__DATA FOR PROCESSING__:
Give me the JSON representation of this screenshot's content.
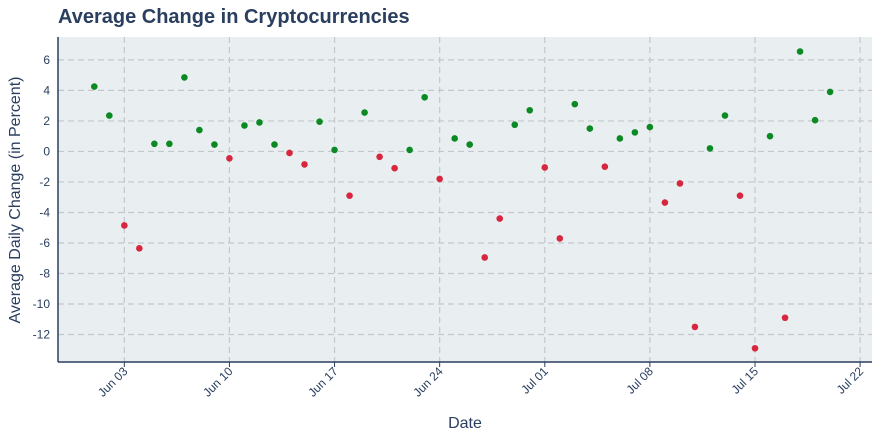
{
  "chart_data": {
    "type": "scatter",
    "title": "Average Change in Cryptocurrencies",
    "x_label": "Date",
    "y_label": "Average Daily Change (in Percent)",
    "x": [
      "06-01",
      "06-02",
      "06-03",
      "06-04",
      "06-05",
      "06-06",
      "06-07",
      "06-08",
      "06-09",
      "06-10",
      "06-11",
      "06-12",
      "06-13",
      "06-14",
      "06-15",
      "06-16",
      "06-17",
      "06-18",
      "06-19",
      "06-20",
      "06-21",
      "06-22",
      "06-23",
      "06-24",
      "06-25",
      "06-26",
      "06-27",
      "06-28",
      "06-29",
      "06-30",
      "07-01",
      "07-02",
      "07-03",
      "07-04",
      "07-05",
      "07-06",
      "07-07",
      "07-08",
      "07-09",
      "07-10",
      "07-11",
      "07-12",
      "07-13",
      "07-14",
      "07-15",
      "07-16",
      "07-17",
      "07-18",
      "07-19",
      "07-20"
    ],
    "values": [
      4.25,
      2.35,
      -4.85,
      -6.35,
      0.5,
      0.5,
      4.85,
      1.4,
      0.45,
      -0.45,
      1.7,
      1.9,
      0.45,
      -0.1,
      -0.85,
      1.95,
      0.1,
      -2.9,
      2.55,
      -0.35,
      -1.1,
      0.1,
      3.55,
      -1.8,
      0.85,
      0.45,
      -6.95,
      -4.4,
      1.75,
      2.7,
      -1.05,
      -5.7,
      3.1,
      1.5,
      -1.0,
      0.85,
      1.25,
      1.6,
      -3.35,
      -2.1,
      -11.5,
      0.2,
      2.35,
      -2.9,
      -12.9,
      1.0,
      -10.9,
      6.55,
      2.05,
      3.9
    ],
    "positive_color": "#0b8a24",
    "negative_color": "#d7263d",
    "xlim": [
      "05-29T14",
      "07-22T19"
    ],
    "xticks": [
      {
        "value": "06-03",
        "label": "Jun 03"
      },
      {
        "value": "06-10",
        "label": "Jun 10"
      },
      {
        "value": "06-17",
        "label": "Jun 17"
      },
      {
        "value": "06-24",
        "label": "Jun 24"
      },
      {
        "value": "07-01",
        "label": "Jul 01"
      },
      {
        "value": "07-08",
        "label": "Jul 08"
      },
      {
        "value": "07-15",
        "label": "Jul 15"
      },
      {
        "value": "07-22",
        "label": "Jul 22"
      }
    ],
    "ylim": [
      -13.8,
      7.5
    ],
    "yticks": [
      -12,
      -10,
      -8,
      -6,
      -4,
      -2,
      0,
      2,
      4,
      6
    ],
    "grid": true
  }
}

__AIM__:
All lines above containing the string "Change" are to be collected.

__WRITTEN RESPONSE__:
    "title": "Average Change in Cryptocurrencies",
    "y_label": "Average Daily Change (in Percent)",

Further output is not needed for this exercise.